**AUFGABENLISTE:**
**a.** Ändere im Text über Charlotte Kohn den Abschnitt, der bei den Worten „Nach ihrer Ausbildung“ beginnt und nach „auch als Herausgeberin.“ endet. Ersetze darin „Wien“ durch „Graz“ und gib den Abschnitt so wieder.
**b.** Welchen Titel trägt laut dem Text über Charlotte Kohn ihr Text aus dem Jahr 1996?

**AUSGANGSTEXT:**
------------------------------

Nach ihrer Ausbildung an der Berufspädagogischen Lehranstalt für Modenentwurf in Wien begann Charlotte Kohn zu malen. Sie beschäftigte sich insbesonders mit der Darstellung des menschlichen Körpers. Als freischaffende Künstlerin stellte sie ab 1975 regelmäßig aus.[1] Mit künstlerischen Mitteln vergegenwärtigt sie den Holocaust. Das Malen bedeute für sie eine existenzielle Notwendigkeit, schrieb sie in einem Text mit dem Titel Kaddisch von 1996: „Vielleicht ist es eine Anmaßung, aber ich bin der Vorstellung erlegen, daß ich so viele Menschen, wie mir nur möglich ist, zu malen habe, um das sinnlose Morden aufzuwiegen. Ich bin süchtig, das Leben zu vervielfältigen. Ich will mit meiner Arbeit ein Gegengewicht setzen gegen das Morden und die vielen Toten in meiner Familie.“[2]

Seit 1984 veröffentlichte sie Aufsätze in Anthologien und arbeitete auch als Herausgeberin.

------------------------------

**BEREITGESTELLTE DATEN:**
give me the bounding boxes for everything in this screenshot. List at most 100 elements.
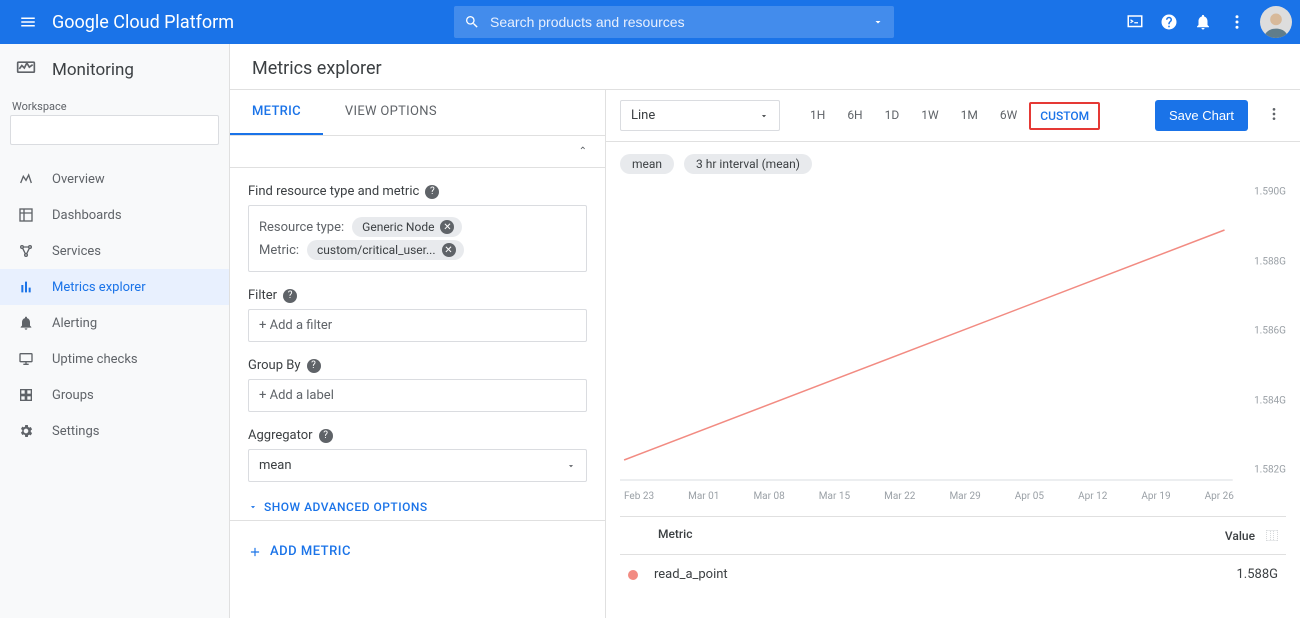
chevron-down-icon (566, 461, 576, 471)
sidebar-item-label: Dashboards (52, 208, 122, 223)
add-label[interactable]: + Add a label (248, 379, 587, 412)
x-axis-label: Apr 05 (1015, 491, 1044, 502)
sidebar-item-alerting[interactable]: Alerting (0, 305, 229, 341)
find-label: Find resource type and metric (248, 184, 419, 199)
help-icon[interactable] (1152, 13, 1186, 31)
collapse-icon[interactable]: ⌃ (579, 146, 587, 157)
sidebar-item-label: Groups (52, 388, 94, 403)
filter-label: Filter (248, 288, 277, 303)
y-axis-label: 1.582G (1254, 465, 1286, 476)
sidebar-item-label: Services (52, 244, 101, 259)
tab-metric[interactable]: METRIC (230, 90, 323, 135)
more-vert-icon[interactable] (1262, 102, 1286, 130)
save-chart-button[interactable]: Save Chart (1155, 100, 1248, 131)
search-icon (464, 14, 480, 30)
topbar: Google Cloud Platform (0, 0, 1300, 44)
add-metric-button[interactable]: ADD METRIC (248, 533, 587, 569)
chart-type-select[interactable]: Line (620, 100, 780, 131)
x-axis-label: Mar 01 (688, 491, 719, 502)
sidebar-item-services[interactable]: Services (0, 233, 229, 269)
sidebar-item-label: Alerting (52, 316, 97, 331)
y-axis-label: 1.590G (1254, 187, 1286, 198)
avatar[interactable] (1260, 6, 1292, 38)
nav-icon (16, 351, 36, 367)
product-logo[interactable]: Google Cloud Platform (52, 12, 234, 33)
chart-area: 1.590G 1.588G 1.586G 1.584G 1.582G Feb 23 Mar… (620, 182, 1286, 502)
help-icon[interactable]: ? (319, 429, 333, 443)
search-input[interactable] (490, 14, 872, 30)
x-axis-label: Mar 15 (819, 491, 850, 502)
help-icon[interactable]: ? (425, 185, 439, 199)
sidebar-item-label: Overview (52, 172, 105, 187)
y-axis-label: 1.584G (1254, 395, 1286, 406)
resource-type-label: Resource type: (259, 220, 344, 235)
dropdown-icon[interactable] (872, 16, 884, 28)
close-icon[interactable]: ✕ (440, 220, 454, 234)
nav-icon (16, 171, 36, 187)
sidebar-item-metrics-explorer[interactable]: Metrics explorer (0, 269, 229, 305)
chevron-down-icon (248, 502, 258, 512)
aggregator-label: Aggregator (248, 428, 313, 443)
x-axis-label: Apr 26 (1205, 491, 1234, 502)
series-row[interactable]: read_a_point 1.588G (620, 555, 1286, 594)
metric-chip[interactable]: custom/critical_user...✕ (307, 240, 463, 260)
groupby-label: Group By (248, 358, 301, 373)
nav-icon (16, 315, 36, 331)
show-advanced-button[interactable]: SHOW ADVANCED OPTIONS (248, 500, 587, 514)
plus-icon (248, 545, 262, 559)
sidebar-item-label: Metrics explorer (52, 280, 146, 295)
search-box[interactable] (454, 6, 894, 38)
workspace-label: Workspace (12, 100, 219, 113)
x-axis-label: Mar 22 (884, 491, 915, 502)
series-name: read_a_point (654, 567, 728, 582)
range-1w[interactable]: 1W (911, 102, 948, 130)
nav-icon (16, 423, 36, 439)
resource-metric-box[interactable]: Resource type: Generic Node✕ Metric: cus… (248, 205, 587, 272)
sidebar-item-settings[interactable]: Settings (0, 413, 229, 449)
sidebar-title: Monitoring (52, 60, 134, 80)
range-custom[interactable]: CUSTOM (1029, 102, 1100, 130)
chart-pill: 3 hr interval (mean) (684, 154, 812, 174)
x-axis-label: Apr 12 (1078, 491, 1107, 502)
legend-value-header: Value (1225, 529, 1255, 543)
x-axis-label: Mar 08 (753, 491, 784, 502)
range-1h[interactable]: 1H (800, 102, 835, 130)
range-1d[interactable]: 1D (875, 102, 910, 130)
notifications-icon[interactable] (1186, 13, 1220, 31)
page-title: Metrics explorer (230, 44, 1300, 90)
close-icon[interactable]: ✕ (442, 243, 456, 257)
sidebar-item-label: Settings (52, 424, 99, 439)
y-axis-label: 1.588G (1254, 256, 1286, 267)
hamburger-icon[interactable] (8, 13, 48, 31)
x-axis-label: Apr 19 (1141, 491, 1170, 502)
sidebar-item-overview[interactable]: Overview (0, 161, 229, 197)
x-axis-label: Feb 23 (624, 491, 654, 502)
nav-icon (16, 207, 36, 223)
help-icon[interactable]: ? (283, 289, 297, 303)
sidebar-item-uptime-checks[interactable]: Uptime checks (0, 341, 229, 377)
x-axis-label: Mar 29 (949, 491, 980, 502)
monitoring-icon (16, 58, 38, 82)
range-1m[interactable]: 1M (951, 102, 988, 130)
legend-metric-header: Metric (658, 527, 692, 544)
aggregator-select[interactable]: mean (248, 449, 587, 482)
sidebar-item-dashboards[interactable]: Dashboards (0, 197, 229, 233)
sidebar-item-label: Uptime checks (52, 352, 138, 367)
range-6w[interactable]: 6W (990, 102, 1027, 130)
more-vert-icon[interactable] (1220, 13, 1254, 31)
tab-view-options[interactable]: VIEW OPTIONS (323, 90, 459, 135)
series-color-dot (628, 570, 638, 580)
sidebar: Monitoring Workspace Overview Dashboards S… (0, 44, 230, 618)
nav-icon (16, 387, 36, 403)
range-6h[interactable]: 6H (837, 102, 872, 130)
resource-type-chip[interactable]: Generic Node✕ (352, 217, 462, 237)
cloud-shell-icon[interactable] (1118, 13, 1152, 31)
chart-pill: mean (620, 154, 674, 174)
workspace-select[interactable] (10, 115, 219, 145)
sidebar-item-groups[interactable]: Groups (0, 377, 229, 413)
y-axis-label: 1.586G (1254, 326, 1286, 337)
columns-icon[interactable]: ⿲ (1263, 529, 1278, 543)
add-filter[interactable]: + Add a filter (248, 309, 587, 342)
chevron-down-icon (759, 111, 769, 121)
help-icon[interactable]: ? (307, 359, 321, 373)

------------------------------

**LÖSUNGEN JE AUFGABE:**
**a.**
Nach ihrer Ausbildung an der Berufspädagogischen Lehranstalt für Modenentwurf in Graz begann Charlotte Kohn zu malen. Sie beschäftigte sich insbesonders mit der Darstellung des menschlichen Körpers. Als freischaffende Künstlerin stellte sie ab 1975 regelmäßig aus.[1] Mit künstlerischen Mitteln vergegenwärtigt sie den Holocaust. Das Malen bedeute für sie eine existenzielle Notwendigkeit, schrieb sie in einem Text mit dem Titel Kaddisch von 1996: „Vielleicht ist es eine Anmaßung, aber ich bin der Vorstellung erlegen, daß ich so viele Menschen, wie mir nur möglich ist, zu malen habe, um das sinnlose Morden aufzuwiegen. Ich bin süchtig, das Leben zu vervielfältigen. Ich will mit meiner Arbeit ein Gegengewicht setzen gegen das Morden und die vielen Toten in meiner Familie.“[2]

Seit 1984 veröffentlichte sie Aufsätze in Anthologien und arbeitete auch als Herausgeberin.

**b.** Kaddisch